Required task »
Where a line of the listing below includes the word "describe", reproduce that line.

— start of Records provided —

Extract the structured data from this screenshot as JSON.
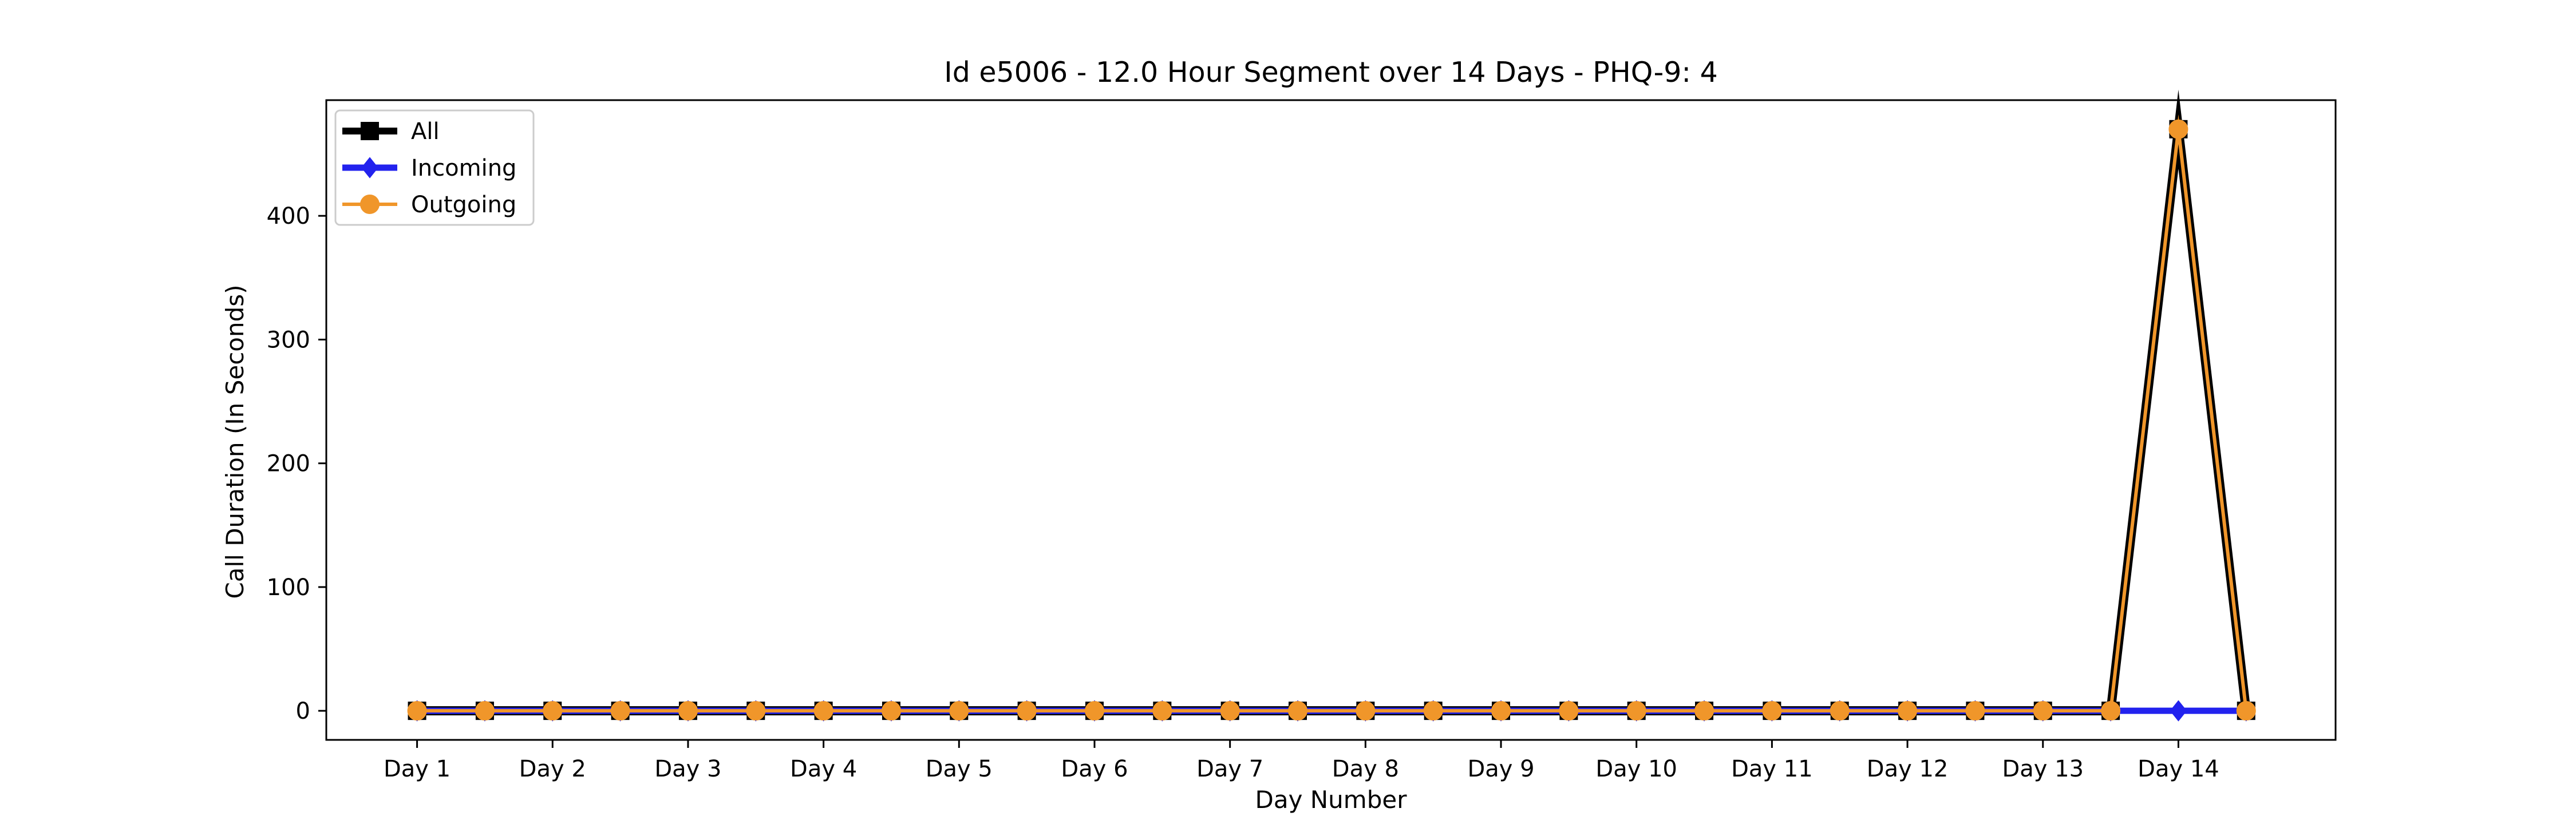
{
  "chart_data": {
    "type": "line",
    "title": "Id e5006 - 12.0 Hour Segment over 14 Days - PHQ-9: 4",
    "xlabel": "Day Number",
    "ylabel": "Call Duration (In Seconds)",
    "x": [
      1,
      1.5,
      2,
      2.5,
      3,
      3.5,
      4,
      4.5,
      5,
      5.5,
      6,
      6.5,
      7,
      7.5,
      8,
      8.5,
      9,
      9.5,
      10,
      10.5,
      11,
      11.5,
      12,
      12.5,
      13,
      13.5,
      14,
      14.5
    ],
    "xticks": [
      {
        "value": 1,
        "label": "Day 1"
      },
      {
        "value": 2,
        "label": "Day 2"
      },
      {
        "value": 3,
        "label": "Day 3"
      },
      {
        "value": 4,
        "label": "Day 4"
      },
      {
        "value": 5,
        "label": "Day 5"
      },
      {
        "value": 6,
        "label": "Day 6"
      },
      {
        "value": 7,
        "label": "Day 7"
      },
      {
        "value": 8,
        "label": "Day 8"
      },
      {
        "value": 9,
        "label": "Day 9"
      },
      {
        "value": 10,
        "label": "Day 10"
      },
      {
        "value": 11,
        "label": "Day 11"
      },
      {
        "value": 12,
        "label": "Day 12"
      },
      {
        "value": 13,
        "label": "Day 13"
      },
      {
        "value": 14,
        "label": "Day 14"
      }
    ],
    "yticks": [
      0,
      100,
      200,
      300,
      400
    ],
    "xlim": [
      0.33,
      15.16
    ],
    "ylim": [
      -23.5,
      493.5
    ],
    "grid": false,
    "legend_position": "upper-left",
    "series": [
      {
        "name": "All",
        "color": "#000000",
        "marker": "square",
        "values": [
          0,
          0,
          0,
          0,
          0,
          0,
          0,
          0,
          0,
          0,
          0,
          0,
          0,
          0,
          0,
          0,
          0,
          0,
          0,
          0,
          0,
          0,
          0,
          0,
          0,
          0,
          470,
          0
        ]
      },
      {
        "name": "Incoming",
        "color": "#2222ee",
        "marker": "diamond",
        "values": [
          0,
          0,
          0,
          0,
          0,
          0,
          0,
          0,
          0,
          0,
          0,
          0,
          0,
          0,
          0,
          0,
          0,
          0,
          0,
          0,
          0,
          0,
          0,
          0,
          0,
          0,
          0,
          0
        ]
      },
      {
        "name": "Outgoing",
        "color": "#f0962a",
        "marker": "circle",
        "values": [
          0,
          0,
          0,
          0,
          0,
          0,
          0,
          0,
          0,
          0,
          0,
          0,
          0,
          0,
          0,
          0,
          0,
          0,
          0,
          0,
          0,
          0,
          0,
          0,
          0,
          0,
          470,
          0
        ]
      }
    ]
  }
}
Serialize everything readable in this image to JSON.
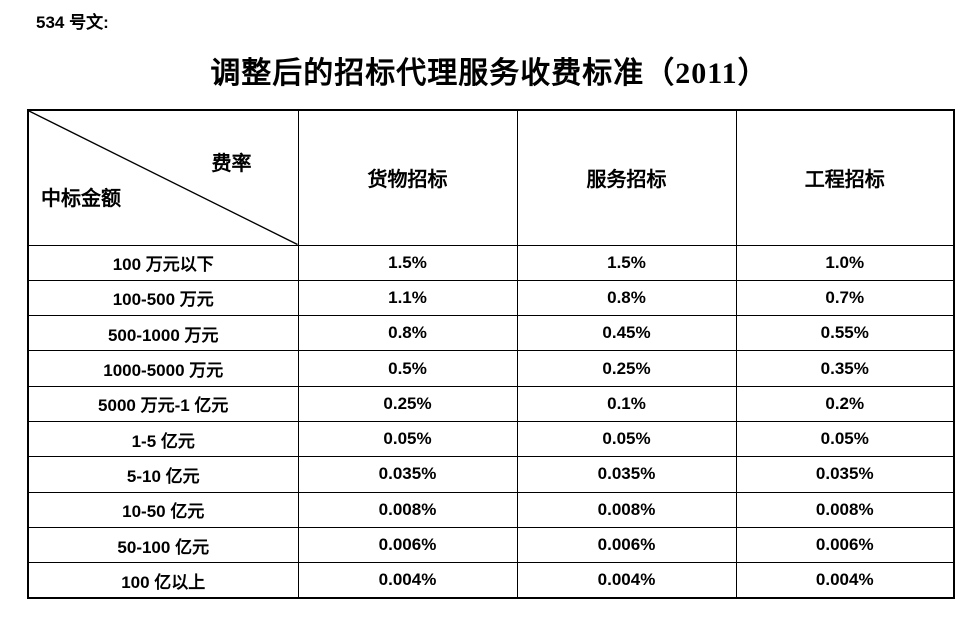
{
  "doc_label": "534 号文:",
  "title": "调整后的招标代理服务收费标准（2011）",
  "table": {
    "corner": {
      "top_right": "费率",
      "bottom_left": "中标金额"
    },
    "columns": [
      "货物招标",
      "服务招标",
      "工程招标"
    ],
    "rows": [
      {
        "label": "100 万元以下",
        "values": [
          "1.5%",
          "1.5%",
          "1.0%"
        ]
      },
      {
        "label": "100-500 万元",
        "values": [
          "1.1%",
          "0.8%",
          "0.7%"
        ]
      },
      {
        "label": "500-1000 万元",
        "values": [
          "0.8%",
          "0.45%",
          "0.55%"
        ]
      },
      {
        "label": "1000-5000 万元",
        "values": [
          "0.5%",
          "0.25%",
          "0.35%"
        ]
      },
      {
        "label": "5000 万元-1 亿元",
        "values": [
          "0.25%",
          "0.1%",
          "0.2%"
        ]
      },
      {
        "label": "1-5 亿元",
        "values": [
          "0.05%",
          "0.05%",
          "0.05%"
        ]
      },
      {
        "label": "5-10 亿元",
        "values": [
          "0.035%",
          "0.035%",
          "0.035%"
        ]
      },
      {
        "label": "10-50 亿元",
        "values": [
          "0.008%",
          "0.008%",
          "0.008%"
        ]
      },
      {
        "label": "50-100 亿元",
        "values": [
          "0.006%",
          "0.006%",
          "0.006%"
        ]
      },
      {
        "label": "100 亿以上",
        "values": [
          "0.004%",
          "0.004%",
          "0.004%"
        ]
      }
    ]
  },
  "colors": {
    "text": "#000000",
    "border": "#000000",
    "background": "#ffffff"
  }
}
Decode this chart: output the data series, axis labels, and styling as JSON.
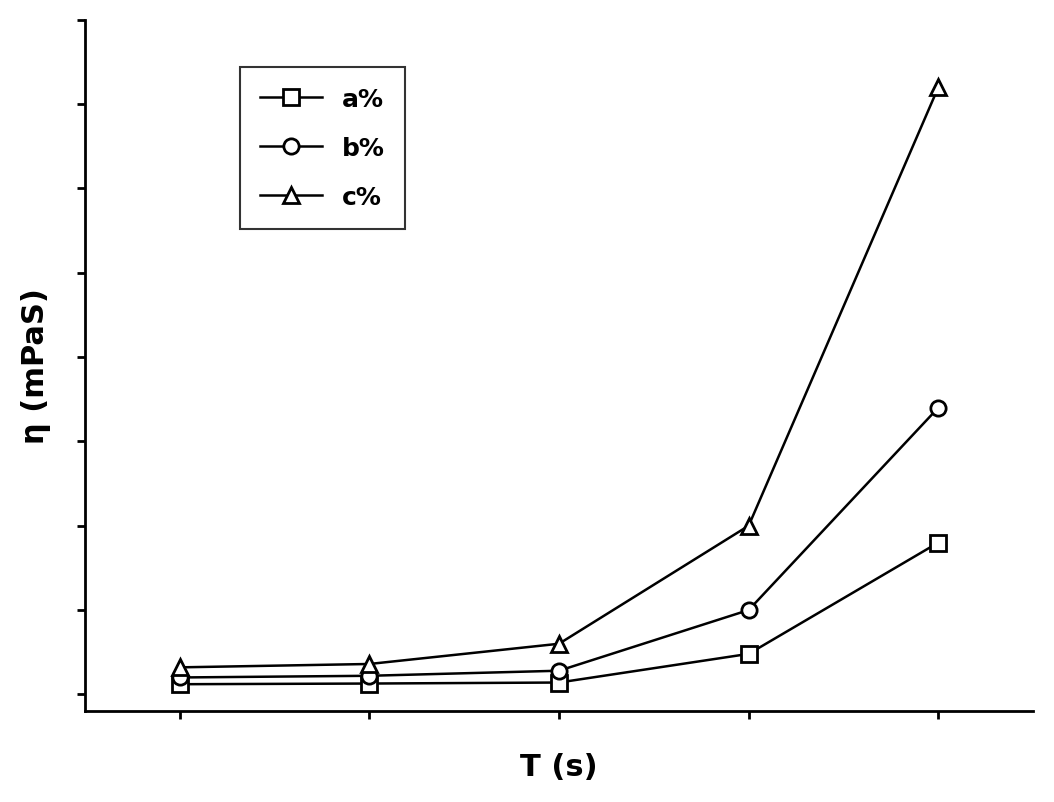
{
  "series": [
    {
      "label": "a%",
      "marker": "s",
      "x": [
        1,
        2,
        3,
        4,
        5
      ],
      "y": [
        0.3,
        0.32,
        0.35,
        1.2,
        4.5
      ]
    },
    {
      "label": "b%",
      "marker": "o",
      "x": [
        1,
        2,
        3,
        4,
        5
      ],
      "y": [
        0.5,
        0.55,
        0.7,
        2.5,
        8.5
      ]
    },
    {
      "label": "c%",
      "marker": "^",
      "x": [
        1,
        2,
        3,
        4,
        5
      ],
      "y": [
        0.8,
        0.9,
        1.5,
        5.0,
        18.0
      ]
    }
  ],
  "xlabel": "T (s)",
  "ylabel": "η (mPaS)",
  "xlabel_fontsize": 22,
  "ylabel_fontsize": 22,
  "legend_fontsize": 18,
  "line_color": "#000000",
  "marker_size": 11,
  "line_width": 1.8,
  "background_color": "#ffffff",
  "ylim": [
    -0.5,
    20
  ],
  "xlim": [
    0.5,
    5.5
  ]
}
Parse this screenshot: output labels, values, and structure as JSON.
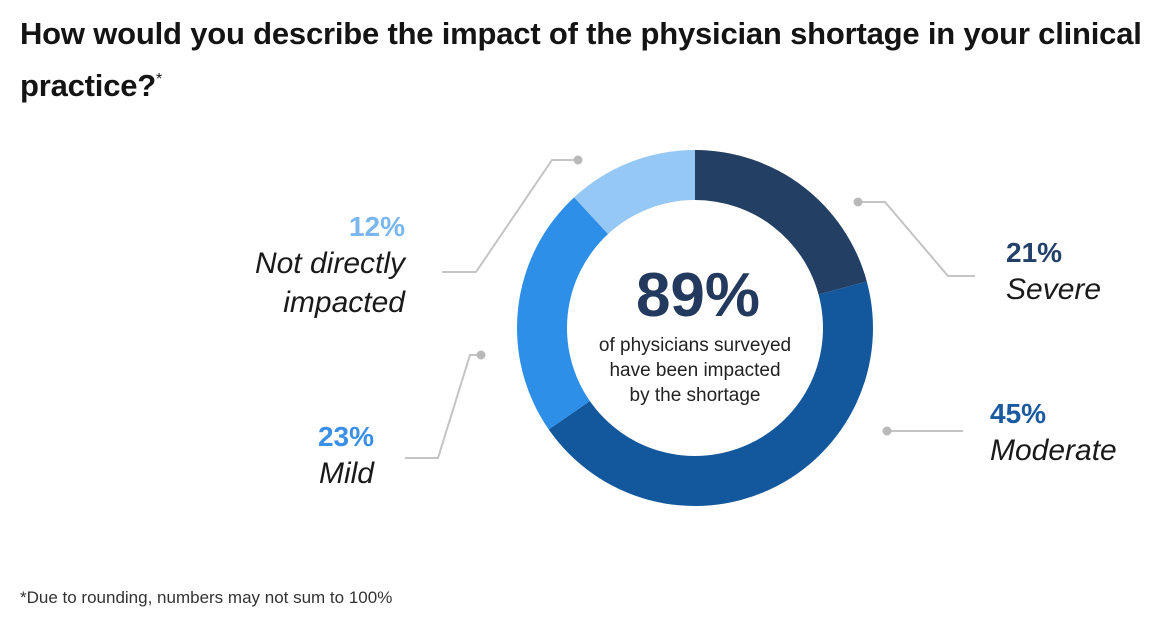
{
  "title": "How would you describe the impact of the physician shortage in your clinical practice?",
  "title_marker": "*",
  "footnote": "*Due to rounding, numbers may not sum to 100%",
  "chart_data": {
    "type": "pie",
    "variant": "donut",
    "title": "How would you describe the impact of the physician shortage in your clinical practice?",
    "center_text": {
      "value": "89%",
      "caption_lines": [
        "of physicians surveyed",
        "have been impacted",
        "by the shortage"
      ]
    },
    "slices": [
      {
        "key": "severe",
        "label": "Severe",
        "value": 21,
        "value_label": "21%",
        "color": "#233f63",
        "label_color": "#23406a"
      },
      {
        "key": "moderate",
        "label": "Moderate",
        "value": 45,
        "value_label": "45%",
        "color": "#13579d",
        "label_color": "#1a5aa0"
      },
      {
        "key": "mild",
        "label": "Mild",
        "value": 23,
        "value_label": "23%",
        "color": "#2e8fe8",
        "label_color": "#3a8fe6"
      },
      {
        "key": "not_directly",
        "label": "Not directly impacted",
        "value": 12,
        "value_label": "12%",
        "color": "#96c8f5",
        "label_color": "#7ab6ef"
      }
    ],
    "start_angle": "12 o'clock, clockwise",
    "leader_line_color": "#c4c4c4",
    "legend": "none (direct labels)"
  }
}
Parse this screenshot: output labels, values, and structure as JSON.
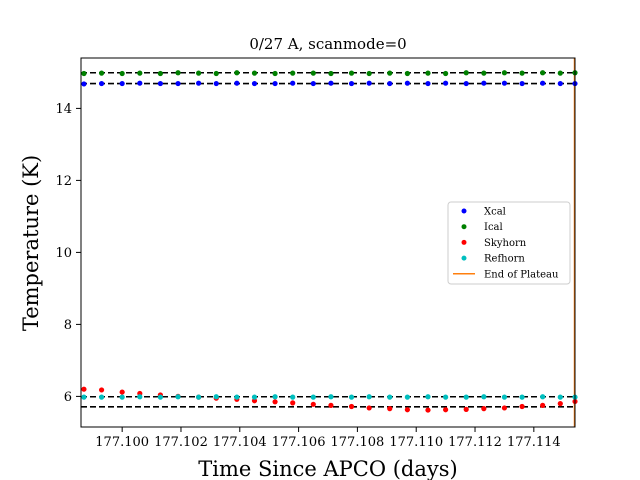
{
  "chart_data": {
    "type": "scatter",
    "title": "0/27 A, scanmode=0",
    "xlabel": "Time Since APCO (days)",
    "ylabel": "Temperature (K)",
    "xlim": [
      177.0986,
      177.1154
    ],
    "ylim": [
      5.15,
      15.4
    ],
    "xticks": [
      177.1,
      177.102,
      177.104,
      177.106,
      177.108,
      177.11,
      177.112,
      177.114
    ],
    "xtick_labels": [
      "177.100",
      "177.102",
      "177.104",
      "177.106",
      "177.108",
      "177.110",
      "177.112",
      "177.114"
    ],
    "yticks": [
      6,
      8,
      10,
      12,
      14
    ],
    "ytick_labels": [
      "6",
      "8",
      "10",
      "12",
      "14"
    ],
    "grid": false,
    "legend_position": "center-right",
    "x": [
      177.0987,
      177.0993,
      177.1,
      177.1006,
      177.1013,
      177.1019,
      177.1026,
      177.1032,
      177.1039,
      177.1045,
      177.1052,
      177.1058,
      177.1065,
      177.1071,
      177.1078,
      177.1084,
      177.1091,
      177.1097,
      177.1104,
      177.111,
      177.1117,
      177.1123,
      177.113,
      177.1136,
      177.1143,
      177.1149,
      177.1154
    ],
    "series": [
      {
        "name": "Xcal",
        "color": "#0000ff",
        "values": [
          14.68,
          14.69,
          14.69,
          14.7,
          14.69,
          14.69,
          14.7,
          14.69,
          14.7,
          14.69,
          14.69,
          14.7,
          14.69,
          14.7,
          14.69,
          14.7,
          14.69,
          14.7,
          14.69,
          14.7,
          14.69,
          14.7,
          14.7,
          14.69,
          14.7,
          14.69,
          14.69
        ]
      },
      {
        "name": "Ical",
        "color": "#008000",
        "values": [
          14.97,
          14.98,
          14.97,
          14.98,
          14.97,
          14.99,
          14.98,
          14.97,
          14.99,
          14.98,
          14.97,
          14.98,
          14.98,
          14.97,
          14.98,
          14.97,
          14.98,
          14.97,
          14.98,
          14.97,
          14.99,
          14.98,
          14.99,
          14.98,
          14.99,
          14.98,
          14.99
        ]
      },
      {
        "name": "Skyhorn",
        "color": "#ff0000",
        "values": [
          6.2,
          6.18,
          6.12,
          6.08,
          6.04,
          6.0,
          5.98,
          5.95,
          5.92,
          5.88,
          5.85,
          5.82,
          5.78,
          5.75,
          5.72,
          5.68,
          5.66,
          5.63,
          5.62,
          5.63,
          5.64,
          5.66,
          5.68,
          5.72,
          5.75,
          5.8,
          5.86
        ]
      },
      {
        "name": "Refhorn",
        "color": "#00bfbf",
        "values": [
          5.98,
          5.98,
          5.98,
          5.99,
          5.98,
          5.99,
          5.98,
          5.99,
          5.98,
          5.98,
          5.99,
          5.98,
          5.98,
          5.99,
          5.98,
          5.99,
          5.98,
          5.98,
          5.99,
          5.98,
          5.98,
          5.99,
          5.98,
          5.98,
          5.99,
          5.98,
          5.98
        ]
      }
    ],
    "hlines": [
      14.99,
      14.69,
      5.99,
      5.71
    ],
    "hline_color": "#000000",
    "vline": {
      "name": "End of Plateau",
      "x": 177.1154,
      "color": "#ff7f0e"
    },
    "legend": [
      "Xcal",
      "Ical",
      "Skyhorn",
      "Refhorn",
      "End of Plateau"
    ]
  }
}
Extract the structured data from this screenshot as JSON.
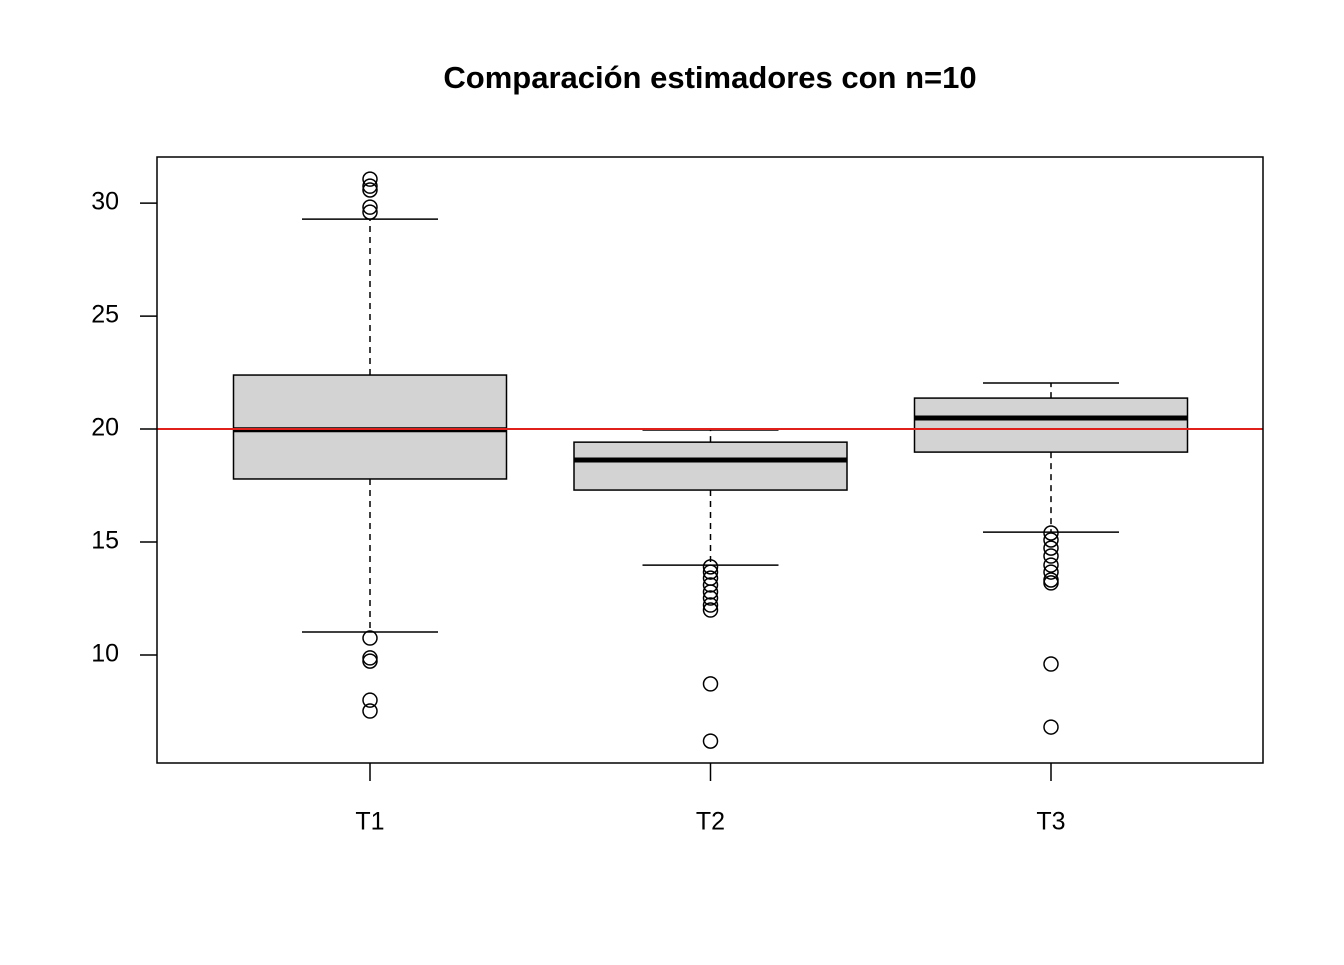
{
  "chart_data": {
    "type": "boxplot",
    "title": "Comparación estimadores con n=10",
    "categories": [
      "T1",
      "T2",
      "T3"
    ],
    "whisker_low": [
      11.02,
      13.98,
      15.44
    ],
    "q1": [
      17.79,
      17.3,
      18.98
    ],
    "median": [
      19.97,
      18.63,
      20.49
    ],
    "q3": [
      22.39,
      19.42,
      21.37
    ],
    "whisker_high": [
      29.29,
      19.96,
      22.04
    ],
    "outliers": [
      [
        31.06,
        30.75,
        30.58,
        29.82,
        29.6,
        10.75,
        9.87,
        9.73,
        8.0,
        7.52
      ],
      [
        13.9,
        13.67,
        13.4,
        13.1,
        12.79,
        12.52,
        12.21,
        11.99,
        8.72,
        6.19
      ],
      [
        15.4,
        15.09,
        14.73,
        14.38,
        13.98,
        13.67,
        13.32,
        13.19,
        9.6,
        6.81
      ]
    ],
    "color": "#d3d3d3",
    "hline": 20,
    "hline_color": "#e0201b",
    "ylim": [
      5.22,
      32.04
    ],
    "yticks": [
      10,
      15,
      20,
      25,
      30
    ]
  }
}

— end of Records provided —

Output of the exercise »
  "title": "How would you describe the impact of the physician shortage in your clinical practice?",
    "title": "How would you describe the impact of the physician shortage in your clinical practice?",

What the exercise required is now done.